• Problem statement: Copy the data exactly; pictures stay out of the copy.

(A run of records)

-------

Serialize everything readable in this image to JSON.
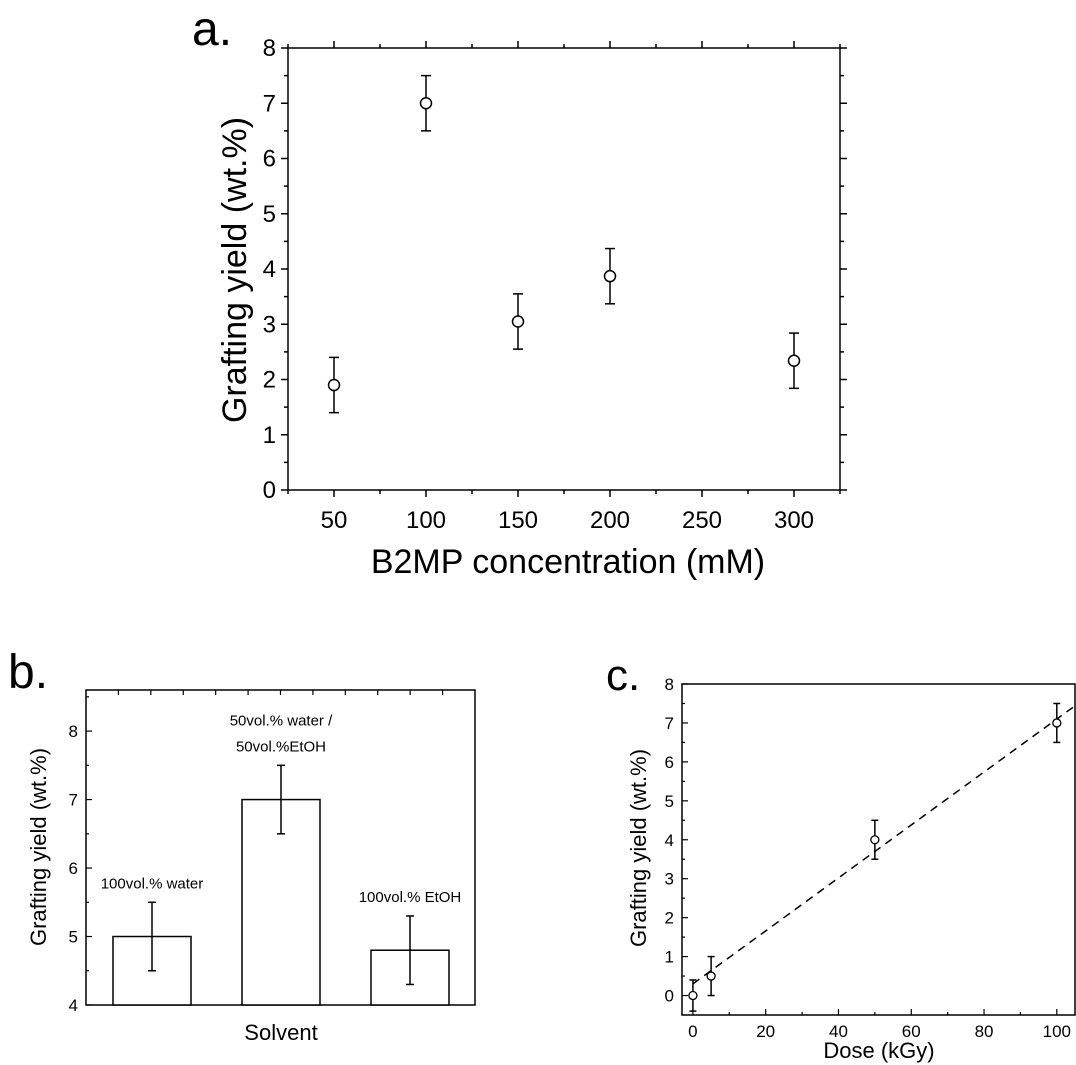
{
  "chart_data": [
    {
      "panel_label": "a.",
      "type": "scatter",
      "xlabel": "B2MP concentration (mM)",
      "ylabel": "Grafting yield (wt.%)",
      "xlim": [
        25,
        325
      ],
      "ylim": [
        0,
        8
      ],
      "xticks": [
        50,
        100,
        150,
        200,
        250,
        300
      ],
      "yticks": [
        0,
        1,
        2,
        3,
        4,
        5,
        6,
        7,
        8
      ],
      "x": [
        50,
        100,
        150,
        200,
        300
      ],
      "y": [
        1.9,
        7.0,
        3.05,
        3.87,
        2.34
      ],
      "yerr": [
        0.5,
        0.5,
        0.5,
        0.5,
        0.5
      ],
      "grid": false
    },
    {
      "panel_label": "b.",
      "type": "bar",
      "xlabel": "Solvent",
      "ylabel": "Grafting yield (wt.%)",
      "ylim": [
        4,
        8.6
      ],
      "yticks": [
        4,
        5,
        6,
        7,
        8
      ],
      "categories": [
        "100vol.% water",
        "50vol.% water / 50vol.%EtOH",
        "100vol.% EtOH"
      ],
      "bar_labels": [
        [
          "100vol.% water"
        ],
        [
          "50vol.% water /",
          "50vol.%EtOH"
        ],
        [
          "100vol.% EtOH"
        ]
      ],
      "values": [
        5.0,
        7.0,
        4.8
      ],
      "yerr": [
        0.5,
        0.5,
        0.5
      ],
      "grid": false
    },
    {
      "panel_label": "c.",
      "type": "scatter",
      "xlabel": "Dose (kGy)",
      "ylabel": "Grafting yield (wt.%)",
      "xlim": [
        -3,
        105
      ],
      "ylim": [
        -0.5,
        8
      ],
      "xticks": [
        0,
        20,
        40,
        60,
        80,
        100
      ],
      "yticks": [
        0,
        1,
        2,
        3,
        4,
        5,
        6,
        7,
        8
      ],
      "x": [
        0,
        5,
        50,
        100
      ],
      "y": [
        0.0,
        0.5,
        4.0,
        7.0
      ],
      "yerr": [
        0.4,
        0.5,
        0.5,
        0.5
      ],
      "fit_line": {
        "style": "dashed",
        "slope": 0.068,
        "intercept": 0.3
      },
      "grid": false
    }
  ]
}
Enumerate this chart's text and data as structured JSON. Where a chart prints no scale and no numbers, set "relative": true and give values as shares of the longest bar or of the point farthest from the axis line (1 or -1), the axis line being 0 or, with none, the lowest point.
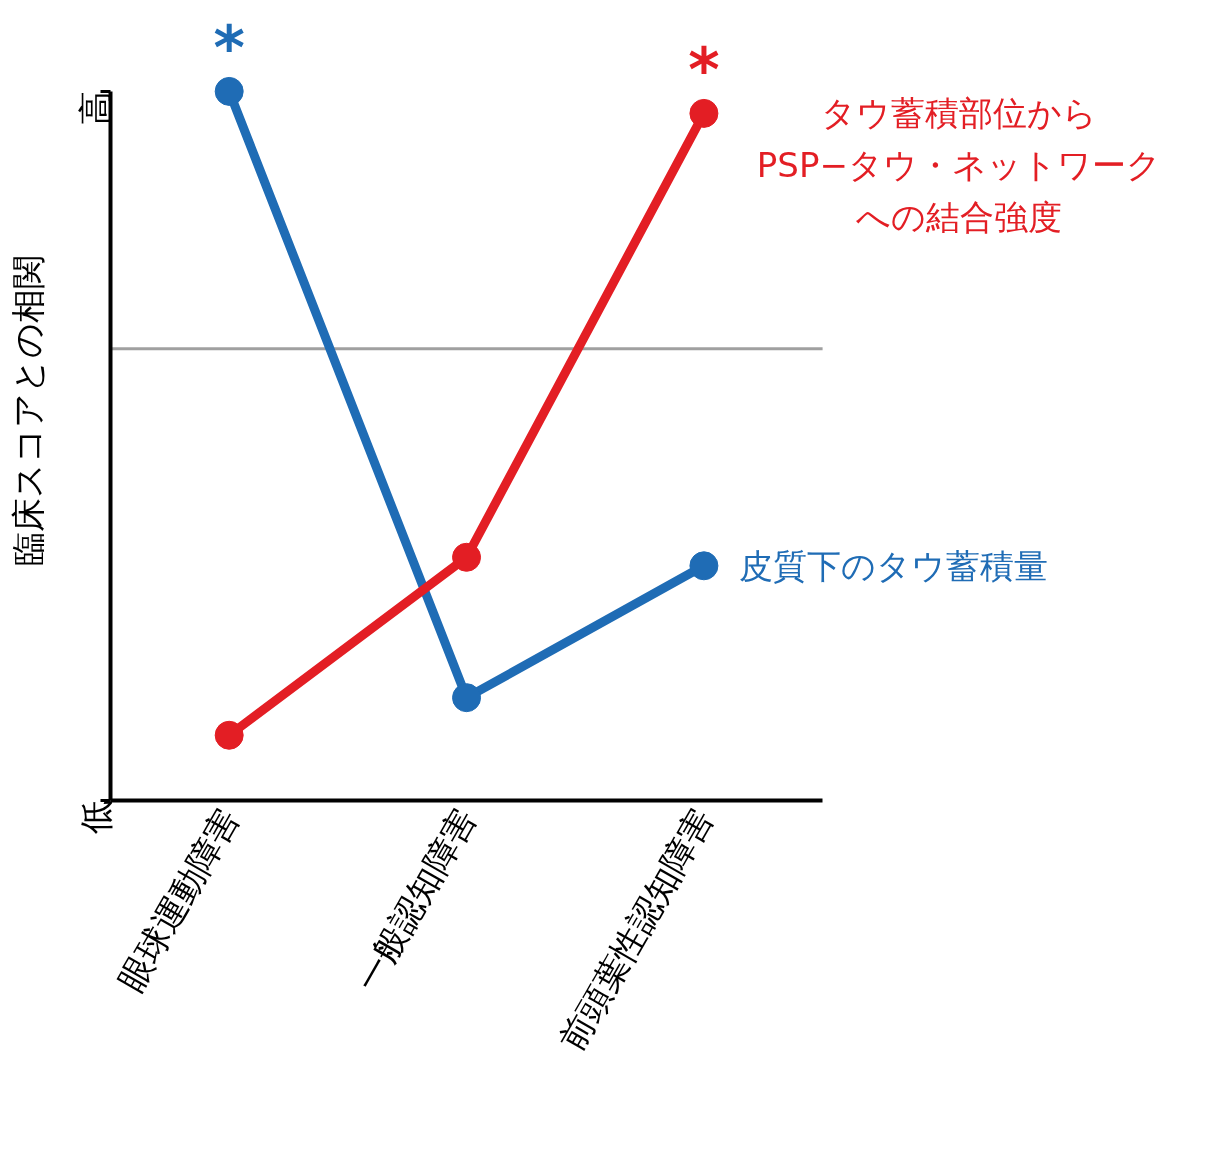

-------

• The answer:
Serialize everything readable in this image to JSON.
{
  "chart_data": [
    {
      "panel_label": "a.",
      "type": "scatter",
      "xlabel": "B2MP concentration (mM)",
      "ylabel": "Grafting yield (wt.%)",
      "xlim": [
        25,
        325
      ],
      "ylim": [
        0,
        8
      ],
      "xticks": [
        50,
        100,
        150,
        200,
        250,
        300
      ],
      "yticks": [
        0,
        1,
        2,
        3,
        4,
        5,
        6,
        7,
        8
      ],
      "x": [
        50,
        100,
        150,
        200,
        300
      ],
      "y": [
        1.9,
        7.0,
        3.05,
        3.87,
        2.34
      ],
      "yerr": [
        0.5,
        0.5,
        0.5,
        0.5,
        0.5
      ],
      "grid": false
    },
    {
      "panel_label": "b.",
      "type": "bar",
      "xlabel": "Solvent",
      "ylabel": "Grafting yield (wt.%)",
      "ylim": [
        4,
        8.6
      ],
      "yticks": [
        4,
        5,
        6,
        7,
        8
      ],
      "categories": [
        "100vol.% water",
        "50vol.% water / 50vol.%EtOH",
        "100vol.% EtOH"
      ],
      "bar_labels": [
        [
          "100vol.% water"
        ],
        [
          "50vol.% water /",
          "50vol.%EtOH"
        ],
        [
          "100vol.% EtOH"
        ]
      ],
      "values": [
        5.0,
        7.0,
        4.8
      ],
      "yerr": [
        0.5,
        0.5,
        0.5
      ],
      "grid": false
    },
    {
      "panel_label": "c.",
      "type": "scatter",
      "xlabel": "Dose (kGy)",
      "ylabel": "Grafting yield (wt.%)",
      "xlim": [
        -3,
        105
      ],
      "ylim": [
        -0.5,
        8
      ],
      "xticks": [
        0,
        20,
        40,
        60,
        80,
        100
      ],
      "yticks": [
        0,
        1,
        2,
        3,
        4,
        5,
        6,
        7,
        8
      ],
      "x": [
        0,
        5,
        50,
        100
      ],
      "y": [
        0.0,
        0.5,
        4.0,
        7.0
      ],
      "yerr": [
        0.4,
        0.5,
        0.5,
        0.5
      ],
      "fit_line": {
        "style": "dashed",
        "slope": 0.068,
        "intercept": 0.3
      },
      "grid": false
    }
  ]
}
Enumerate this chart's text and data as structured JSON. Where a chart prints no scale and no numbers, set "relative": true and give values as shares of the longest bar or of the point farthest from the axis line (1 or -1), the axis line being 0 or, with none, the lowest point.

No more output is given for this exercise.